▶ Short exercise: Copy every one of the following rows verbatim, omitting the pictures.
— BEGIN Data to process —
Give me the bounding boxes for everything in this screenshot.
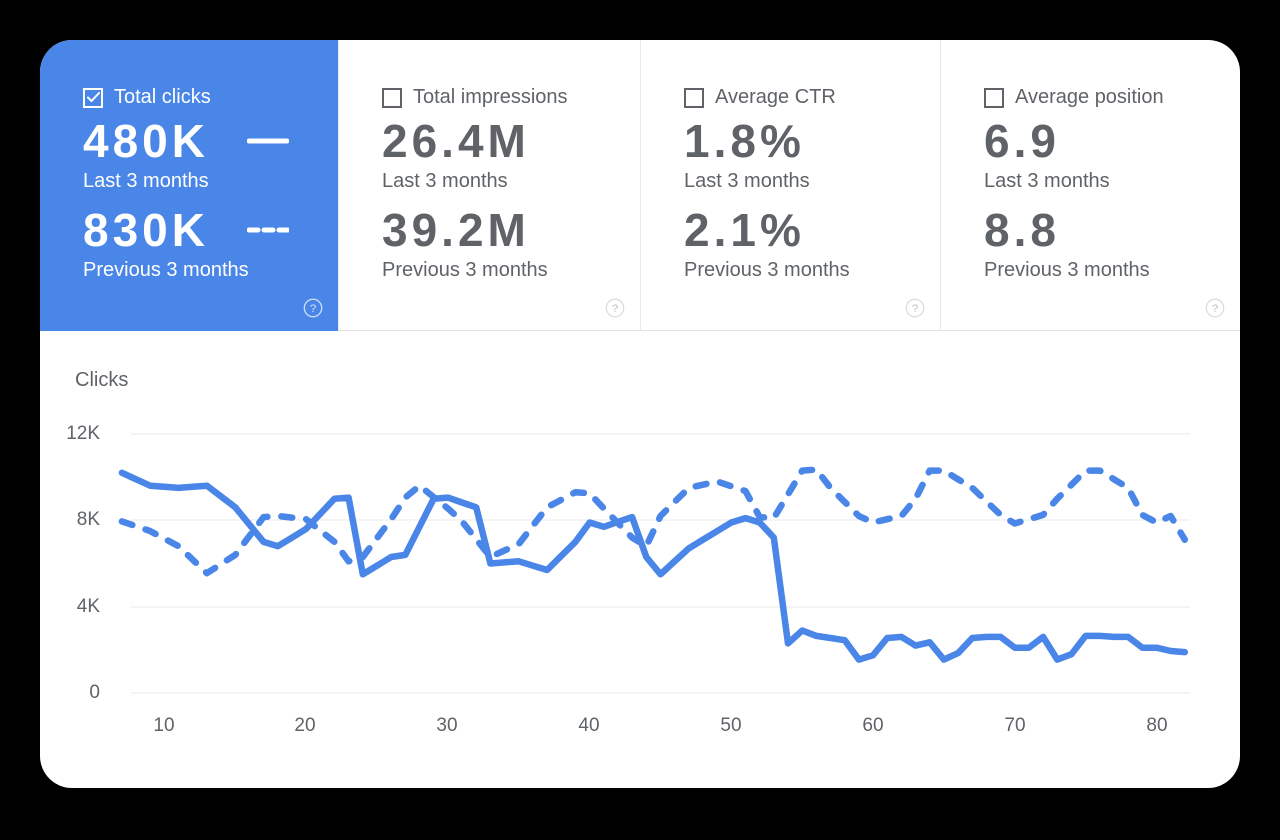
svg-text:?: ? [1212, 303, 1218, 315]
svg-text:?: ? [912, 303, 918, 315]
svg-text:?: ? [310, 303, 316, 315]
svg-text:?: ? [612, 303, 618, 315]
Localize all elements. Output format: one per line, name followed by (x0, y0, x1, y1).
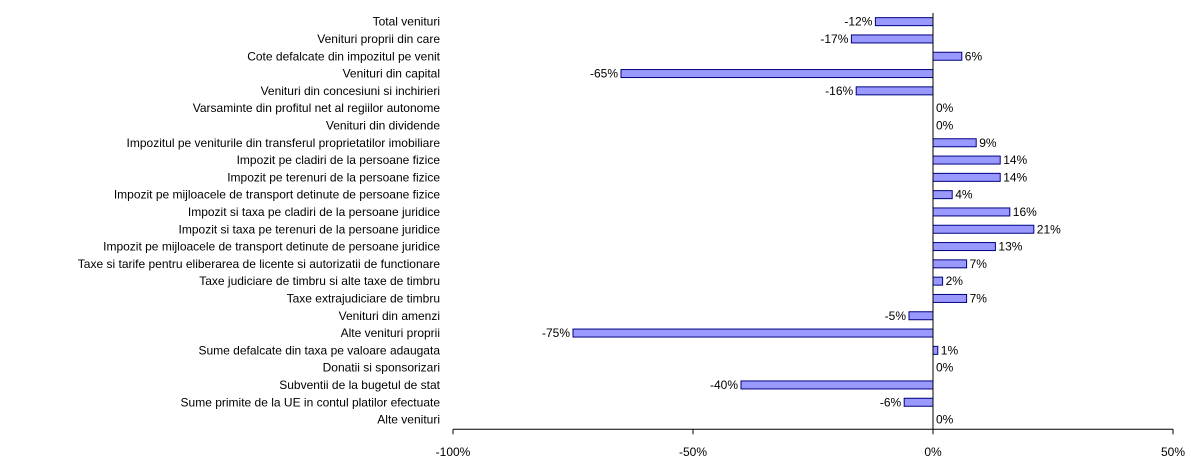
category-label: Venituri din amenzi (339, 309, 440, 323)
data-label: 6% (965, 49, 983, 63)
category-labels: Total venituri Venituri proprii din care C… (78, 15, 441, 427)
x-tick-label: 50% (1161, 445, 1185, 459)
data-label: 0% (936, 361, 954, 375)
category-label: Cote defalcate din impozitul pe venit (247, 49, 440, 63)
data-label: -17% (820, 32, 848, 46)
category-label: Impozit pe mijloacele de transport detin… (103, 240, 440, 254)
bar (874, 17, 934, 27)
bar (850, 34, 934, 44)
category-label: Donatii si sponsorizari (323, 361, 440, 375)
data-label: -16% (825, 84, 853, 98)
bar (932, 138, 977, 148)
category-label: Venituri proprii din care (317, 32, 440, 46)
category-label: Venituri din capital (343, 67, 440, 81)
bar (932, 276, 944, 286)
data-label: 4% (955, 188, 973, 202)
bar (620, 69, 934, 79)
data-label: 13% (998, 240, 1022, 254)
data-label: -65% (590, 67, 618, 81)
x-axis: -100% -50% 0% 50% (436, 13, 1185, 459)
data-label: -75% (542, 326, 570, 340)
data-label: -5% (885, 309, 907, 323)
category-label: Taxe judiciare de timbru si alte taxe de… (199, 274, 440, 288)
bar (908, 311, 934, 321)
category-label: Impozit pe mijloacele de transport detin… (114, 188, 441, 202)
bar (903, 397, 934, 407)
data-label: 16% (1013, 205, 1037, 219)
data-label: -12% (844, 15, 872, 29)
category-label: Impozitul pe veniturile din transferul p… (127, 136, 441, 150)
x-tick-label: -100% (436, 445, 471, 459)
data-label: 7% (970, 291, 988, 305)
x-tick-label: -50% (679, 445, 707, 459)
data-label: -40% (710, 378, 738, 392)
bar (932, 207, 1011, 217)
data-labels: -12% -17% 6% -65% -16% 0% 0% 9% 14% 14% 4% 16%21% 13… (542, 15, 1061, 427)
data-label: 0% (936, 101, 954, 115)
data-label: 9% (979, 136, 997, 150)
data-label: 14% (1003, 170, 1027, 184)
bar (740, 380, 934, 390)
category-label: Venituri din dividende (326, 118, 440, 132)
bar (932, 172, 1001, 182)
category-label: Taxe si tarife pentru eliberarea de lice… (78, 257, 441, 271)
category-label: Alte venituri proprii (341, 326, 440, 340)
category-label: Impozit pe cladiri de la persoane fizice (237, 153, 441, 167)
category-label: Impozit si taxa pe terenuri de la persoa… (179, 222, 441, 236)
category-label: Venituri din concesiuni si inchirieri (261, 84, 440, 98)
bar (932, 293, 968, 303)
category-label: Total venituri (373, 15, 440, 29)
data-label: 21% (1037, 222, 1061, 236)
bar (932, 242, 996, 252)
bars (572, 17, 1035, 407)
bar (932, 259, 968, 269)
bar (572, 328, 934, 338)
bar (932, 155, 1001, 165)
data-label: 2% (946, 274, 964, 288)
data-label: -6% (880, 395, 902, 409)
bar (855, 86, 934, 96)
category-label: Alte venituri (377, 413, 440, 427)
bar (932, 51, 963, 61)
x-tick-label: 0% (924, 445, 942, 459)
data-label: 1% (941, 343, 959, 357)
category-label: Impozit pe terenuri de la persoane fizic… (227, 170, 440, 184)
bar (932, 224, 1035, 234)
bar (932, 190, 953, 200)
data-label: 7% (970, 257, 988, 271)
category-label: Sume primite de la UE in contul platilor… (181, 395, 441, 409)
category-label: Subventii de la bugetul de stat (279, 378, 440, 392)
bar (932, 345, 939, 355)
category-label: Taxe extrajudiciare de timbru (287, 291, 440, 305)
data-label: 14% (1003, 153, 1027, 167)
category-label: Sume defalcate din taxa pe valoare adaug… (198, 343, 440, 357)
category-label: Varsaminte din profitul net al regiilor … (193, 101, 441, 115)
category-label: Impozit si taxa pe cladiri de la persoan… (188, 205, 440, 219)
data-label: 0% (936, 413, 954, 427)
data-label: 0% (936, 118, 954, 132)
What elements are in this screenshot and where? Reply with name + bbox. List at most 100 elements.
— END Data to process —
▶ Solution to this exercise:
Give me the bounding boxes for everything in this screenshot.
svg-text:?: ? [1212, 303, 1218, 315]
svg-text:?: ? [912, 303, 918, 315]
svg-text:?: ? [310, 303, 316, 315]
svg-text:?: ? [612, 303, 618, 315]
Localize all elements. Output format: one per line, name followed by (x0, y0, x1, y1).
category-label: Venituri din amenzi (339, 309, 440, 323)
data-label: 6% (965, 49, 983, 63)
category-labels: Total venituri Venituri proprii din care C… (78, 15, 441, 427)
x-tick-label: 50% (1161, 445, 1185, 459)
data-label: 0% (936, 361, 954, 375)
category-label: Cote defalcate din impozitul pe venit (247, 49, 440, 63)
data-label: -17% (820, 32, 848, 46)
category-label: Impozit pe mijloacele de transport detin… (103, 240, 440, 254)
bar (874, 17, 934, 27)
bar (850, 34, 934, 44)
category-label: Donatii si sponsorizari (323, 361, 440, 375)
data-label: -16% (825, 84, 853, 98)
bar (932, 138, 977, 148)
category-label: Venituri proprii din care (317, 32, 440, 46)
category-label: Venituri din capital (343, 67, 440, 81)
bar (932, 276, 944, 286)
data-label: 4% (955, 188, 973, 202)
bar (620, 69, 934, 79)
data-label: 13% (998, 240, 1022, 254)
data-label: -65% (590, 67, 618, 81)
x-axis: -100% -50% 0% 50% (436, 13, 1185, 459)
data-label: -75% (542, 326, 570, 340)
data-label: -5% (885, 309, 907, 323)
category-label: Taxe judiciare de timbru si alte taxe de… (199, 274, 440, 288)
bar (908, 311, 934, 321)
category-label: Impozit pe mijloacele de transport detin… (114, 188, 441, 202)
bar (903, 397, 934, 407)
data-label: 16% (1013, 205, 1037, 219)
data-label: -12% (844, 15, 872, 29)
category-label: Impozitul pe veniturile din transferul p… (127, 136, 441, 150)
x-tick-label: -100% (436, 445, 471, 459)
data-label: 7% (970, 291, 988, 305)
x-tick-label: -50% (679, 445, 707, 459)
data-label: -40% (710, 378, 738, 392)
bar (932, 207, 1011, 217)
data-labels: -12% -17% 6% -65% -16% 0% 0% 9% 14% 14% 4% 16%21% 13… (542, 15, 1061, 427)
data-label: 0% (936, 101, 954, 115)
data-label: 9% (979, 136, 997, 150)
data-label: 14% (1003, 170, 1027, 184)
bar (740, 380, 934, 390)
category-label: Venituri din dividende (326, 118, 440, 132)
bar (932, 172, 1001, 182)
category-label: Taxe si tarife pentru eliberarea de lice… (78, 257, 441, 271)
category-label: Alte venituri proprii (341, 326, 440, 340)
category-label: Impozit pe cladiri de la persoane fizice (237, 153, 441, 167)
category-label: Impozit si taxa pe terenuri de la persoa… (179, 222, 441, 236)
category-label: Venituri din concesiuni si inchirieri (261, 84, 440, 98)
bar (932, 293, 968, 303)
category-label: Total venituri (373, 15, 440, 29)
data-label: 21% (1037, 222, 1061, 236)
bar (932, 242, 996, 252)
bars (572, 17, 1035, 407)
bar (932, 259, 968, 269)
bar (572, 328, 934, 338)
bar (932, 155, 1001, 165)
data-label: 2% (946, 274, 964, 288)
data-label: -6% (880, 395, 902, 409)
bar (855, 86, 934, 96)
category-label: Alte venituri (377, 413, 440, 427)
bar (932, 51, 963, 61)
x-tick-label: 0% (924, 445, 942, 459)
data-label: 1% (941, 343, 959, 357)
category-label: Impozit pe terenuri de la persoane fizic… (227, 170, 440, 184)
bar (932, 224, 1035, 234)
bar (932, 190, 953, 200)
data-label: 7% (970, 257, 988, 271)
category-label: Sume primite de la UE in contul platilor… (181, 395, 441, 409)
category-label: Subventii de la bugetul de stat (279, 378, 440, 392)
bar (932, 345, 939, 355)
category-label: Taxe extrajudiciare de timbru (287, 291, 440, 305)
data-label: 14% (1003, 153, 1027, 167)
category-label: Sume defalcate din taxa pe valoare adaug… (198, 343, 440, 357)
category-label: Varsaminte din profitul net al regiilor … (193, 101, 441, 115)
category-label: Impozit si taxa pe cladiri de la persoan… (188, 205, 440, 219)
data-label: 0% (936, 413, 954, 427)
data-label: 0% (936, 118, 954, 132)
What elements are in this screenshot and where? Reply with name + bbox. List at most 100 elements.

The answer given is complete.